(Structured figure records)
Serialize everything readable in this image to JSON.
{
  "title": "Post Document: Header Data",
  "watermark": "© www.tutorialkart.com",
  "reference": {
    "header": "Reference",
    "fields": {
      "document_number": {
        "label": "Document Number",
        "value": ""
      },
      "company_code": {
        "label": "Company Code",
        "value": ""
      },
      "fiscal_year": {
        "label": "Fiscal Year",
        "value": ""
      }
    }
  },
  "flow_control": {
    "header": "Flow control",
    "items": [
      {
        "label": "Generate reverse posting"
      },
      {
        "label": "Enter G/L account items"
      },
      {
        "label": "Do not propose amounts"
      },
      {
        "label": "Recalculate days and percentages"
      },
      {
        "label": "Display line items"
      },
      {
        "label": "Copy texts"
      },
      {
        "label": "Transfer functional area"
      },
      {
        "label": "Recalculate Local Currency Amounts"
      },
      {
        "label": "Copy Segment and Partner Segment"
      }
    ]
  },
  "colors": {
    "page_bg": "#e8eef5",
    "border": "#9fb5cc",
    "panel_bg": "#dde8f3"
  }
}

_PROBLEM_: The records above must be output exactly, in full.

_WRITTEN SOLUTION_:
Serialize everything readable in this image to JSON.
{
  "title": "Post Document: Header Data",
  "watermark": "© www.tutorialkart.com",
  "reference": {
    "header": "Reference",
    "fields": {
      "document_number": {
        "label": "Document Number",
        "value": ""
      },
      "company_code": {
        "label": "Company Code",
        "value": ""
      },
      "fiscal_year": {
        "label": "Fiscal Year",
        "value": ""
      }
    }
  },
  "flow_control": {
    "header": "Flow control",
    "items": [
      {
        "label": "Generate reverse posting"
      },
      {
        "label": "Enter G/L account items"
      },
      {
        "label": "Do not propose amounts"
      },
      {
        "label": "Recalculate days and percentages"
      },
      {
        "label": "Display line items"
      },
      {
        "label": "Copy texts"
      },
      {
        "label": "Transfer functional area"
      },
      {
        "label": "Recalculate Local Currency Amounts"
      },
      {
        "label": "Copy Segment and Partner Segment"
      }
    ]
  },
  "colors": {
    "page_bg": "#e8eef5",
    "border": "#9fb5cc",
    "panel_bg": "#dde8f3"
  }
}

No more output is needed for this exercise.